[Figure data in JSON]

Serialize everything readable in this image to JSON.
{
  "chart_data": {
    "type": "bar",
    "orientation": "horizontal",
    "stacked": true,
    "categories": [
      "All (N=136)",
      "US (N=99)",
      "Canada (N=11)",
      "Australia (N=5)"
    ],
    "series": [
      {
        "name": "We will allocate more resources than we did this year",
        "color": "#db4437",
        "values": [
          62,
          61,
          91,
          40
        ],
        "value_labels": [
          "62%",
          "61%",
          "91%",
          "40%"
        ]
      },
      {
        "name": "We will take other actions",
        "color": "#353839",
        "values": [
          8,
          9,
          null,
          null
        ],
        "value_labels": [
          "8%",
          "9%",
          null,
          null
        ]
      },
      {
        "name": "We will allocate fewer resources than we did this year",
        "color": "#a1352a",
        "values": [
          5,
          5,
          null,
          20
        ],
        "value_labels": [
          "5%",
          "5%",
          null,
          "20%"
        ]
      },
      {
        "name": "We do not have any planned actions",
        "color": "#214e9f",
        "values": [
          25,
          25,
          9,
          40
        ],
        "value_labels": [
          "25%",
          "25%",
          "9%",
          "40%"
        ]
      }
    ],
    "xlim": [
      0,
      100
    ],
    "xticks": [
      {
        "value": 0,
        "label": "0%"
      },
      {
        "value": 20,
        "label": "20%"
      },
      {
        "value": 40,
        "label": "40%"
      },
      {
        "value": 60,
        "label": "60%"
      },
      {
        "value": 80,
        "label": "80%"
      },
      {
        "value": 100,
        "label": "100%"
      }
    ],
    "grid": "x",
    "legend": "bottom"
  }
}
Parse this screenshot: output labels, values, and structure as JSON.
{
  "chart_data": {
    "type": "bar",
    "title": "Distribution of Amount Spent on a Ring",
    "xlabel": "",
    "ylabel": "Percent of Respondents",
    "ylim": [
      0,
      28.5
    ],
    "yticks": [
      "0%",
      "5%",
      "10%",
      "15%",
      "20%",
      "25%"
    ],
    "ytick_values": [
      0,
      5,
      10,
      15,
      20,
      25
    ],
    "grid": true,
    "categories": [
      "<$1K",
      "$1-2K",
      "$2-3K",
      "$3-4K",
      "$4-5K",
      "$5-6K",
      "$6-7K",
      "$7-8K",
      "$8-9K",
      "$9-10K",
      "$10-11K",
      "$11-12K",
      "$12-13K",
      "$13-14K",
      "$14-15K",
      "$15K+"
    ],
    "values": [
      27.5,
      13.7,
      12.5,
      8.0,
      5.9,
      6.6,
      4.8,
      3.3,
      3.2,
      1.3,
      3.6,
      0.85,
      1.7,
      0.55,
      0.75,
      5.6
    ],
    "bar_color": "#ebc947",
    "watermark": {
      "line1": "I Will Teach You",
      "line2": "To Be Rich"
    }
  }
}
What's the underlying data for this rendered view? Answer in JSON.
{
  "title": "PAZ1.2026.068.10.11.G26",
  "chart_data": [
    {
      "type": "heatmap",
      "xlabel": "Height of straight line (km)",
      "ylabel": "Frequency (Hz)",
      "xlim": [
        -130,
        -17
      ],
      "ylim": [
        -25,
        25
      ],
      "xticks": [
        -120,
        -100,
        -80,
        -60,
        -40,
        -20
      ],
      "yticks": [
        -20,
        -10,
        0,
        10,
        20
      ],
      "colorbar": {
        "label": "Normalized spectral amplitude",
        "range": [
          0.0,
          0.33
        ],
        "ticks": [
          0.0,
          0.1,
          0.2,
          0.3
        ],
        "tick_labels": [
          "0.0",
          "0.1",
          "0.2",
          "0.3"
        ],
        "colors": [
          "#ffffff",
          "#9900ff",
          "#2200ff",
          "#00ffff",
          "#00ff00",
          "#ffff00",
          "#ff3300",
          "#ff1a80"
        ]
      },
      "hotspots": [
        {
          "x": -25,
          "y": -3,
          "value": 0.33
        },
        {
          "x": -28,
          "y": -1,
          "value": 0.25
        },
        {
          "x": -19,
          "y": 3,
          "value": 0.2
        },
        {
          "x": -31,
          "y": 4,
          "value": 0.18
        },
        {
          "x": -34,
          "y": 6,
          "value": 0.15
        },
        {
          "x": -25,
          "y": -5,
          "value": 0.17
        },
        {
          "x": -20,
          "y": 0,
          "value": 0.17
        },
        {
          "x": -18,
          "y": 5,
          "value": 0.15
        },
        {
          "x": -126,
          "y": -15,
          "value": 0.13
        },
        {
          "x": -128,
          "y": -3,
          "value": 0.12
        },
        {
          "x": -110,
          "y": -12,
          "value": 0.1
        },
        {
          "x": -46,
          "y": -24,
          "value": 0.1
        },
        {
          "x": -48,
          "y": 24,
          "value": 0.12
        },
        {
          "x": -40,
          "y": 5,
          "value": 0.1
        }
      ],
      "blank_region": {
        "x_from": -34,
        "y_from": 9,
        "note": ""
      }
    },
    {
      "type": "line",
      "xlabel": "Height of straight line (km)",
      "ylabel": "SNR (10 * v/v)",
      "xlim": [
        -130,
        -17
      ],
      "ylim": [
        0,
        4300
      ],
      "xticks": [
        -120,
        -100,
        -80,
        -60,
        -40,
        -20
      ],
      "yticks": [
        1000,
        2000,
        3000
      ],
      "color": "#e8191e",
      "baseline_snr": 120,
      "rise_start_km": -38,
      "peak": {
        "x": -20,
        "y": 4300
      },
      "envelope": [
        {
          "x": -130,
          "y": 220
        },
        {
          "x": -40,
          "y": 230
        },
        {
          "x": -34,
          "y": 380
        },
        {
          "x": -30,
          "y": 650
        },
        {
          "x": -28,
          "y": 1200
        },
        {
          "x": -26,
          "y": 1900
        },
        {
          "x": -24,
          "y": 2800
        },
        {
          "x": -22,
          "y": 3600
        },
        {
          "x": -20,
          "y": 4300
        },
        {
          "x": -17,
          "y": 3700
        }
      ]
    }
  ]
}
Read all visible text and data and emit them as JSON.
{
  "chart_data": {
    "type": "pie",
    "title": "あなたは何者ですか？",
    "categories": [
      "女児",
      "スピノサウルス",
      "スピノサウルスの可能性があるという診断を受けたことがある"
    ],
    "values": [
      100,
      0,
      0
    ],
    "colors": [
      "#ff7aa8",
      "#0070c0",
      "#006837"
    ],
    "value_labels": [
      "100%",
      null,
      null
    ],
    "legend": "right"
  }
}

## OBJECTIVE
Go through the records above and set each one down exactly, please.

## SOLUTION FOR THIS TASK
Serialize everything readable in this image to JSON.
{
  "chart_data": {
    "type": "bar",
    "orientation": "horizontal",
    "stacked": true,
    "categories": [
      "All (N=136)",
      "US (N=99)",
      "Canada (N=11)",
      "Australia (N=5)"
    ],
    "series": [
      {
        "name": "We will allocate more resources than we did this year",
        "color": "#db4437",
        "values": [
          62,
          61,
          91,
          40
        ],
        "value_labels": [
          "62%",
          "61%",
          "91%",
          "40%"
        ]
      },
      {
        "name": "We will take other actions",
        "color": "#353839",
        "values": [
          8,
          9,
          null,
          null
        ],
        "value_labels": [
          "8%",
          "9%",
          null,
          null
        ]
      },
      {
        "name": "We will allocate fewer resources than we did this year",
        "color": "#a1352a",
        "values": [
          5,
          5,
          null,
          20
        ],
        "value_labels": [
          "5%",
          "5%",
          null,
          "20%"
        ]
      },
      {
        "name": "We do not have any planned actions",
        "color": "#214e9f",
        "values": [
          25,
          25,
          9,
          40
        ],
        "value_labels": [
          "25%",
          "25%",
          "9%",
          "40%"
        ]
      }
    ],
    "xlim": [
      0,
      100
    ],
    "xticks": [
      {
        "value": 0,
        "label": "0%"
      },
      {
        "value": 20,
        "label": "20%"
      },
      {
        "value": 40,
        "label": "40%"
      },
      {
        "value": 60,
        "label": "60%"
      },
      {
        "value": 80,
        "label": "80%"
      },
      {
        "value": 100,
        "label": "100%"
      }
    ],
    "grid": "x",
    "legend": "bottom"
  }
}
Parse this screenshot: output labels, values, and structure as JSON.
{
  "chart_data": {
    "type": "bar",
    "title": "Distribution of Amount Spent on a Ring",
    "xlabel": "",
    "ylabel": "Percent of Respondents",
    "ylim": [
      0,
      28.5
    ],
    "yticks": [
      "0%",
      "5%",
      "10%",
      "15%",
      "20%",
      "25%"
    ],
    "ytick_values": [
      0,
      5,
      10,
      15,
      20,
      25
    ],
    "grid": true,
    "categories": [
      "<$1K",
      "$1-2K",
      "$2-3K",
      "$3-4K",
      "$4-5K",
      "$5-6K",
      "$6-7K",
      "$7-8K",
      "$8-9K",
      "$9-10K",
      "$10-11K",
      "$11-12K",
      "$12-13K",
      "$13-14K",
      "$14-15K",
      "$15K+"
    ],
    "values": [
      27.5,
      13.7,
      12.5,
      8.0,
      5.9,
      6.6,
      4.8,
      3.3,
      3.2,
      1.3,
      3.6,
      0.85,
      1.7,
      0.55,
      0.75,
      5.6
    ],
    "bar_color": "#ebc947",
    "watermark": {
      "line1": "I Will Teach You",
      "line2": "To Be Rich"
    }
  }
}
What's the underlying data for this rendered view? Answer in JSON.
{
  "title": "PAZ1.2026.068.10.11.G26",
  "chart_data": [
    {
      "type": "heatmap",
      "xlabel": "Height of straight line (km)",
      "ylabel": "Frequency (Hz)",
      "xlim": [
        -130,
        -17
      ],
      "ylim": [
        -25,
        25
      ],
      "xticks": [
        -120,
        -100,
        -80,
        -60,
        -40,
        -20
      ],
      "yticks": [
        -20,
        -10,
        0,
        10,
        20
      ],
      "colorbar": {
        "label": "Normalized spectral amplitude",
        "range": [
          0.0,
          0.33
        ],
        "ticks": [
          0.0,
          0.1,
          0.2,
          0.3
        ],
        "tick_labels": [
          "0.0",
          "0.1",
          "0.2",
          "0.3"
        ],
        "colors": [
          "#ffffff",
          "#9900ff",
          "#2200ff",
          "#00ffff",
          "#00ff00",
          "#ffff00",
          "#ff3300",
          "#ff1a80"
        ]
      },
      "hotspots": [
        {
          "x": -25,
          "y": -3,
          "value": 0.33
        },
        {
          "x": -28,
          "y": -1,
          "value": 0.25
        },
        {
          "x": -19,
          "y": 3,
          "value": 0.2
        },
        {
          "x": -31,
          "y": 4,
          "value": 0.18
        },
        {
          "x": -34,
          "y": 6,
          "value": 0.15
        },
        {
          "x": -25,
          "y": -5,
          "value": 0.17
        },
        {
          "x": -20,
          "y": 0,
          "value": 0.17
        },
        {
          "x": -18,
          "y": 5,
          "value": 0.15
        },
        {
          "x": -126,
          "y": -15,
          "value": 0.13
        },
        {
          "x": -128,
          "y": -3,
          "value": 0.12
        },
        {
          "x": -110,
          "y": -12,
          "value": 0.1
        },
        {
          "x": -46,
          "y": -24,
          "value": 0.1
        },
        {
          "x": -48,
          "y": 24,
          "value": 0.12
        },
        {
          "x": -40,
          "y": 5,
          "value": 0.1
        }
      ],
      "blank_region": {
        "x_from": -34,
        "y_from": 9,
        "note": ""
      }
    },
    {
      "type": "line",
      "xlabel": "Height of straight line (km)",
      "ylabel": "SNR (10 * v/v)",
      "xlim": [
        -130,
        -17
      ],
      "ylim": [
        0,
        4300
      ],
      "xticks": [
        -120,
        -100,
        -80,
        -60,
        -40,
        -20
      ],
      "yticks": [
        1000,
        2000,
        3000
      ],
      "color": "#e8191e",
      "baseline_snr": 120,
      "rise_start_km": -38,
      "peak": {
        "x": -20,
        "y": 4300
      },
      "envelope": [
        {
          "x": -130,
          "y": 220
        },
        {
          "x": -40,
          "y": 230
        },
        {
          "x": -34,
          "y": 380
        },
        {
          "x": -30,
          "y": 650
        },
        {
          "x": -28,
          "y": 1200
        },
        {
          "x": -26,
          "y": 1900
        },
        {
          "x": -24,
          "y": 2800
        },
        {
          "x": -22,
          "y": 3600
        },
        {
          "x": -20,
          "y": 4300
        },
        {
          "x": -17,
          "y": 3700
        }
      ]
    }
  ]
}
Read all visible text and data and emit them as JSON.
{
  "chart_data": {
    "type": "pie",
    "title": "あなたは何者ですか？",
    "categories": [
      "女児",
      "スピノサウルス",
      "スピノサウルスの可能性があるという診断を受けたことがある"
    ],
    "values": [
      100,
      0,
      0
    ],
    "colors": [
      "#ff7aa8",
      "#0070c0",
      "#006837"
    ],
    "value_labels": [
      "100%",
      null,
      null
    ],
    "legend": "right"
  }
}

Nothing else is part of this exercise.